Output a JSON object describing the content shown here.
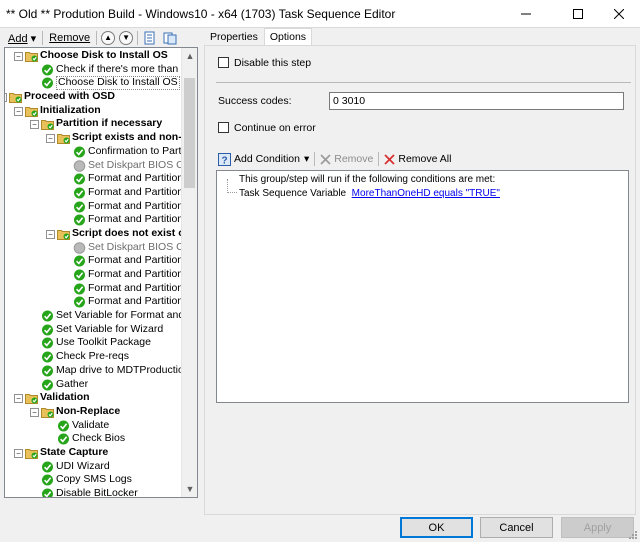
{
  "window": {
    "title": "** Old ** Prodution Build - Windows10 - x64 (1703) Task Sequence Editor",
    "min_icon": "minimize-icon",
    "max_icon": "maximize-icon",
    "close_icon": "close-icon"
  },
  "left_toolbar": {
    "add_label": "Add",
    "remove_label": "Remove"
  },
  "tree": {
    "items": [
      {
        "label": "Choose Disk to Install OS",
        "bold": true,
        "icon": "folder",
        "indent": 1,
        "expander": "-"
      },
      {
        "label": "Check if there's more than one H",
        "icon": "check",
        "indent": 2
      },
      {
        "label": "Choose Disk to Install OS",
        "icon": "check",
        "indent": 2,
        "selected": true
      },
      {
        "label": "Proceed with OSD",
        "bold": true,
        "icon": "folder",
        "indent": 0,
        "expander": "-"
      },
      {
        "label": "Initialization",
        "bold": true,
        "icon": "folder",
        "indent": 1,
        "expander": "-"
      },
      {
        "label": "Partition if necessary",
        "bold": true,
        "icon": "folder",
        "indent": 2,
        "expander": "-"
      },
      {
        "label": "Script exists and non-N",
        "bold": true,
        "icon": "folder",
        "indent": 3,
        "expander": "-"
      },
      {
        "label": "Confirmation to Partition",
        "icon": "check",
        "indent": 4
      },
      {
        "label": "Set Diskpart BIOS Comp",
        "icon": "gray",
        "indent": 4,
        "disabled": true
      },
      {
        "label": "Format and Partition Disk",
        "icon": "check",
        "indent": 4
      },
      {
        "label": "Format and Partition Disk",
        "icon": "check",
        "indent": 4
      },
      {
        "label": "Format and Partition Disk",
        "icon": "check",
        "indent": 4
      },
      {
        "label": "Format and Partition Disk",
        "icon": "check",
        "indent": 4
      },
      {
        "label": "Script does not exist or",
        "bold": true,
        "icon": "folder",
        "indent": 3,
        "expander": "-"
      },
      {
        "label": "Set Diskpart BIOS Comp",
        "icon": "gray",
        "indent": 4,
        "disabled": true
      },
      {
        "label": "Format and Partition Disk",
        "icon": "check",
        "indent": 4
      },
      {
        "label": "Format and Partition Disk",
        "icon": "check",
        "indent": 4
      },
      {
        "label": "Format and Partition Disk",
        "icon": "check",
        "indent": 4
      },
      {
        "label": "Format and Partition Disk",
        "icon": "check",
        "indent": 4
      },
      {
        "label": "Set Variable for Format and Partit",
        "icon": "check",
        "indent": 2
      },
      {
        "label": "Set Variable for Wizard",
        "icon": "check",
        "indent": 2
      },
      {
        "label": "Use Toolkit Package",
        "icon": "check",
        "indent": 2
      },
      {
        "label": "Check Pre-reqs",
        "icon": "check",
        "indent": 2
      },
      {
        "label": "Map drive to MDTProduction$",
        "icon": "check",
        "indent": 2
      },
      {
        "label": "Gather",
        "icon": "check",
        "indent": 2
      },
      {
        "label": "Validation",
        "bold": true,
        "icon": "folder",
        "indent": 1,
        "expander": "-"
      },
      {
        "label": "Non-Replace",
        "bold": true,
        "icon": "folder",
        "indent": 2,
        "expander": "-"
      },
      {
        "label": "Validate",
        "icon": "check",
        "indent": 3
      },
      {
        "label": "Check Bios",
        "icon": "check",
        "indent": 3
      },
      {
        "label": "State Capture",
        "bold": true,
        "icon": "folder",
        "indent": 1,
        "expander": "-"
      },
      {
        "label": "UDI Wizard",
        "icon": "check",
        "indent": 2
      },
      {
        "label": "Copy SMS Logs",
        "icon": "check",
        "indent": 2
      },
      {
        "label": "Disable BitLocker",
        "icon": "check",
        "indent": 2
      }
    ]
  },
  "tabs": [
    {
      "label": "Properties",
      "active": false
    },
    {
      "label": "Options",
      "active": true
    }
  ],
  "options": {
    "disable_step_label": "Disable this step",
    "disable_step_checked": false,
    "success_codes_label": "Success codes:",
    "success_codes_value": "0 3010",
    "continue_on_error_label": "Continue on error",
    "continue_on_error_checked": false
  },
  "conditions": {
    "add_condition_label": "Add Condition",
    "remove_label": "Remove",
    "remove_all_label": "Remove All",
    "header_text": "This group/step will run if the following conditions are met:",
    "condition_prefix": "Task Sequence Variable",
    "condition_link": "MoreThanOneHD equals \"TRUE\""
  },
  "buttons": {
    "ok": "OK",
    "cancel": "Cancel",
    "apply": "Apply"
  },
  "colors": {
    "check_green": "#26a51a",
    "folder_yellow": "#e8c15a",
    "link_blue": "#0000ee",
    "remove_red": "#d83030"
  }
}
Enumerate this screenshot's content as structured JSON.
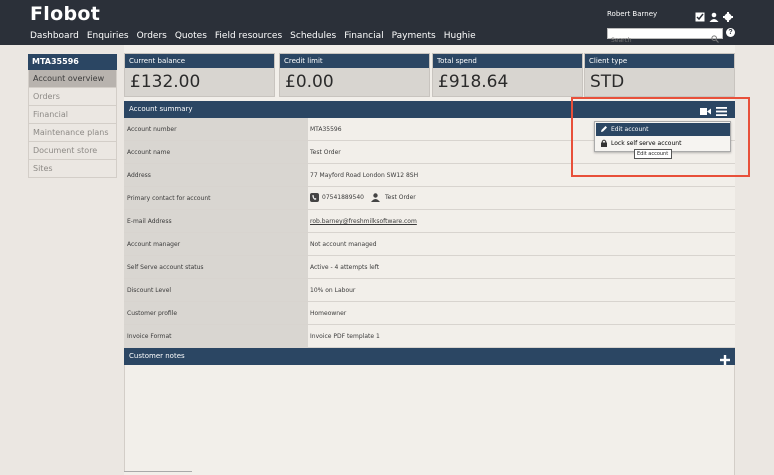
{
  "app": {
    "title": "Flobot"
  },
  "nav": [
    "Dashboard",
    "Enquiries",
    "Orders",
    "Quotes",
    "Field resources",
    "Schedules",
    "Financial",
    "Payments",
    "Hughie"
  ],
  "user": {
    "name": "Robert Barney"
  },
  "search": {
    "placeholder": "Search"
  },
  "sidebar": {
    "account_id": "MTA35596",
    "items": [
      {
        "label": "Account overview",
        "active": true
      },
      {
        "label": "Orders"
      },
      {
        "label": "Financial"
      },
      {
        "label": "Maintenance plans"
      },
      {
        "label": "Document store"
      },
      {
        "label": "Sites"
      }
    ]
  },
  "stats": [
    {
      "label": "Current balance",
      "value": "£132.00"
    },
    {
      "label": "Credit limit",
      "value": "£0.00"
    },
    {
      "label": "Total spend",
      "value": "£918.64"
    },
    {
      "label": "Client type",
      "value": "STD"
    }
  ],
  "summary": {
    "title": "Account summary",
    "rows": [
      {
        "key": "Account number",
        "value": "MTA35596"
      },
      {
        "key": "Account name",
        "value": "Test Order"
      },
      {
        "key": "Address",
        "value": "77 Mayford Road London SW12 8SH"
      },
      {
        "key": "Primary contact for account",
        "phone": "07541889540",
        "contact": "Test Order"
      },
      {
        "key": "E-mail Address",
        "value": "rob.barney@freshmilksoftware.com"
      },
      {
        "key": "Account manager",
        "value": "Not account managed"
      },
      {
        "key": "Self Serve account status",
        "value": "Active - 4 attempts left"
      },
      {
        "key": "Discount Level",
        "value": "10% on Labour"
      },
      {
        "key": "Customer profile",
        "value": "Homeowner"
      },
      {
        "key": "Invoice Format",
        "value": "Invoice PDF template 1"
      }
    ]
  },
  "menu": {
    "items": [
      "Edit account",
      "Lock self serve account"
    ],
    "tooltip": "Edit account"
  },
  "notes": {
    "title": "Customer notes"
  },
  "colors": {
    "header": "#2b4663",
    "topbar": "#2b3039",
    "highlight": "#e8503a"
  }
}
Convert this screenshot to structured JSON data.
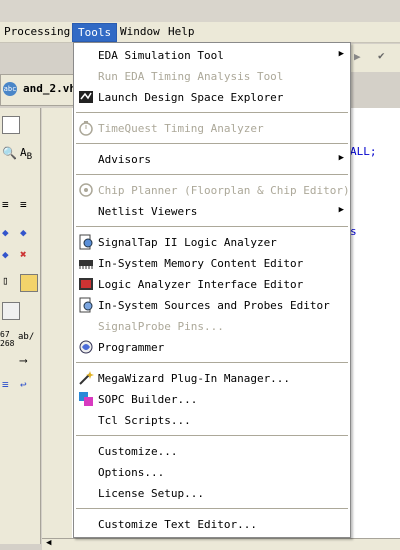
{
  "menubar": {
    "processing": "Processing",
    "tools": "Tools",
    "window": "Window",
    "help": "Help"
  },
  "doc_tab": {
    "name": "and_2.vh",
    "icon": "abc"
  },
  "code_fragments": [
    "ALL;",
    "s"
  ],
  "tool_labels": {
    "a": "ab/",
    "b": "67",
    "c": "268"
  },
  "menu": {
    "items": [
      {
        "label": "EDA Simulation Tool",
        "submenu": true,
        "disabled": false,
        "icon": "none"
      },
      {
        "label": "Run EDA Timing Analysis Tool",
        "submenu": false,
        "disabled": true,
        "icon": "none"
      },
      {
        "label": "Launch Design Space Explorer",
        "submenu": false,
        "disabled": false,
        "icon": "dse-icon"
      },
      {
        "label": "TimeQuest Timing Analyzer",
        "submenu": false,
        "disabled": true,
        "icon": "stopwatch-icon"
      },
      {
        "label": "Advisors",
        "submenu": true,
        "disabled": false,
        "icon": "none"
      },
      {
        "label": "Chip Planner (Floorplan & Chip Editor)",
        "submenu": false,
        "disabled": true,
        "icon": "chip-planner-icon"
      },
      {
        "label": "Netlist Viewers",
        "submenu": true,
        "disabled": false,
        "icon": "none"
      },
      {
        "label": "SignalTap II Logic Analyzer",
        "submenu": false,
        "disabled": false,
        "icon": "signaltap-icon"
      },
      {
        "label": "In-System Memory Content Editor",
        "submenu": false,
        "disabled": false,
        "icon": "memory-icon"
      },
      {
        "label": "Logic Analyzer Interface Editor",
        "submenu": false,
        "disabled": false,
        "icon": "logic-analyzer-icon"
      },
      {
        "label": "In-System Sources and Probes Editor",
        "submenu": false,
        "disabled": false,
        "icon": "probes-icon"
      },
      {
        "label": "SignalProbe Pins...",
        "submenu": false,
        "disabled": true,
        "icon": "none"
      },
      {
        "label": "Programmer",
        "submenu": false,
        "disabled": false,
        "icon": "programmer-icon"
      },
      {
        "label": "MegaWizard Plug-In Manager...",
        "submenu": false,
        "disabled": false,
        "icon": "megawizard-icon"
      },
      {
        "label": "SOPC Builder...",
        "submenu": false,
        "disabled": false,
        "icon": "sopc-icon"
      },
      {
        "label": "Tcl Scripts...",
        "submenu": false,
        "disabled": false,
        "icon": "none"
      },
      {
        "label": "Customize...",
        "submenu": false,
        "disabled": false,
        "icon": "none"
      },
      {
        "label": "Options...",
        "submenu": false,
        "disabled": false,
        "icon": "none"
      },
      {
        "label": "License Setup...",
        "submenu": false,
        "disabled": false,
        "icon": "none"
      },
      {
        "label": "Customize Text Editor...",
        "submenu": false,
        "disabled": false,
        "icon": "none"
      }
    ]
  },
  "colors": {
    "highlight": "#316ac5",
    "disabled_text": "#aca899",
    "menu_bg": "#ffffff"
  }
}
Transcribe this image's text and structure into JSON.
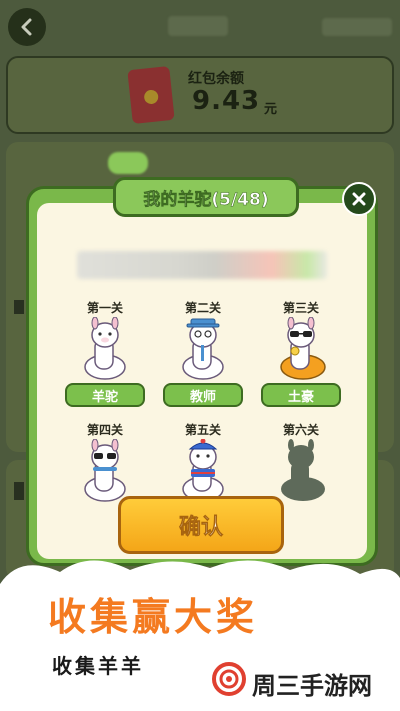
{
  "background_app": {
    "wallet_label": "红包余额",
    "wallet_amount": "9.43",
    "wallet_unit": "元"
  },
  "modal": {
    "title": "我的羊驼(5/48)",
    "close_icon": "close-icon",
    "levels": [
      {
        "level": "第一关",
        "name": "羊驼",
        "unlocked": true
      },
      {
        "level": "第二关",
        "name": "教师",
        "unlocked": true
      },
      {
        "level": "第三关",
        "name": "土豪",
        "unlocked": true
      },
      {
        "level": "第四关",
        "name": "",
        "unlocked": true
      },
      {
        "level": "第五关",
        "name": "",
        "unlocked": true
      },
      {
        "level": "第六关",
        "name": "",
        "unlocked": false
      }
    ],
    "confirm_label": "确认"
  },
  "promo": {
    "title": "收集赢大奖",
    "subtitle": "收集羊羊"
  },
  "watermark": {
    "text": "周三手游网"
  },
  "colors": {
    "accent_green": "#7ab84a",
    "confirm_orange": "#f4a618",
    "promo_orange": "#f47a20"
  }
}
○ ○ ○ ○
» **Your task**:
Tally the lines in this data that hold the word "contact" and state only the count.

» **Output of the task**:
2